(Collection entries)
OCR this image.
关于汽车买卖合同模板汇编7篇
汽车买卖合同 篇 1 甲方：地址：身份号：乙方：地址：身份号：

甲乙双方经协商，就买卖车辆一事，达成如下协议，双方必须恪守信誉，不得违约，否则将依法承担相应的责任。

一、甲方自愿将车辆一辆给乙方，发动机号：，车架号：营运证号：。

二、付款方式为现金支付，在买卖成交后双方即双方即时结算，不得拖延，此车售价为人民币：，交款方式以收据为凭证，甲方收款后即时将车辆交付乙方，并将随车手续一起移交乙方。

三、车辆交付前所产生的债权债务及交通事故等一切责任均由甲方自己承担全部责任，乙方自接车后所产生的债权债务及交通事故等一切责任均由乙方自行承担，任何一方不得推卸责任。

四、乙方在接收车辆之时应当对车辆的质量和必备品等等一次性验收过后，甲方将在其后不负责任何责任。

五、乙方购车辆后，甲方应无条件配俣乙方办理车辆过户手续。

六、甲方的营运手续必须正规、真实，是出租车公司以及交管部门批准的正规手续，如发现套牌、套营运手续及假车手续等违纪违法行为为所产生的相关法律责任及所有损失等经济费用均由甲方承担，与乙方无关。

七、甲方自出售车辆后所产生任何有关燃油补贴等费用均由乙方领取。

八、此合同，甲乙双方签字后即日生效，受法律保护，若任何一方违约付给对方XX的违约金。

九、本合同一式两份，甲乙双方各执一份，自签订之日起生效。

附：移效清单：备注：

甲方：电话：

▶ Task prompt
Copy out every entry again, exactly as it was given.

▶ Response below
OCR this image.
关于汽车买卖合同模板汇编7篇
汽车买卖合同 篇 1 甲方：地址：身份号：乙方：地址：身份号：

甲乙双方经协商，就买卖车辆一事，达成如下协议，双方必须恪守信誉，不得违约，否则将依法承担相应的责任。

一、甲方自愿将车辆一辆给乙方，发动机号：，车架号：营运证号：。

二、付款方式为现金支付，在买卖成交后双方即双方即时结算，不得拖延，此车售价为人民币：，交款方式以收据为凭证，甲方收款后即时将车辆交付乙方，并将随车手续一起移交乙方。

三、车辆交付前所产生的债权债务及交通事故等一切责任均由甲方自己承担全部责任，乙方自接车后所产生的债权债务及交通事故等一切责任均由乙方自行承担，任何一方不得推卸责任。

四、乙方在接收车辆之时应当对车辆的质量和必备品等等一次性验收过后，甲方将在其后不负责任何责任。

五、乙方购车辆后，甲方应无条件配俣乙方办理车辆过户手续。

六、甲方的营运手续必须正规、真实，是出租车公司以及交管部门批准的正规手续，如发现套牌、套营运手续及假车手续等违纪违法行为为所产生的相关法律责任及所有损失等经济费用均由甲方承担，与乙方无关。

七、甲方自出售车辆后所产生任何有关燃油补贴等费用均由乙方领取。

八、此合同，甲乙双方签字后即日生效，受法律保护，若任何一方违约付给对方XX的违约金。

九、本合同一式两份，甲乙双方各执一份，自签订之日起生效。

附：移效清单：备注：

甲方：电话：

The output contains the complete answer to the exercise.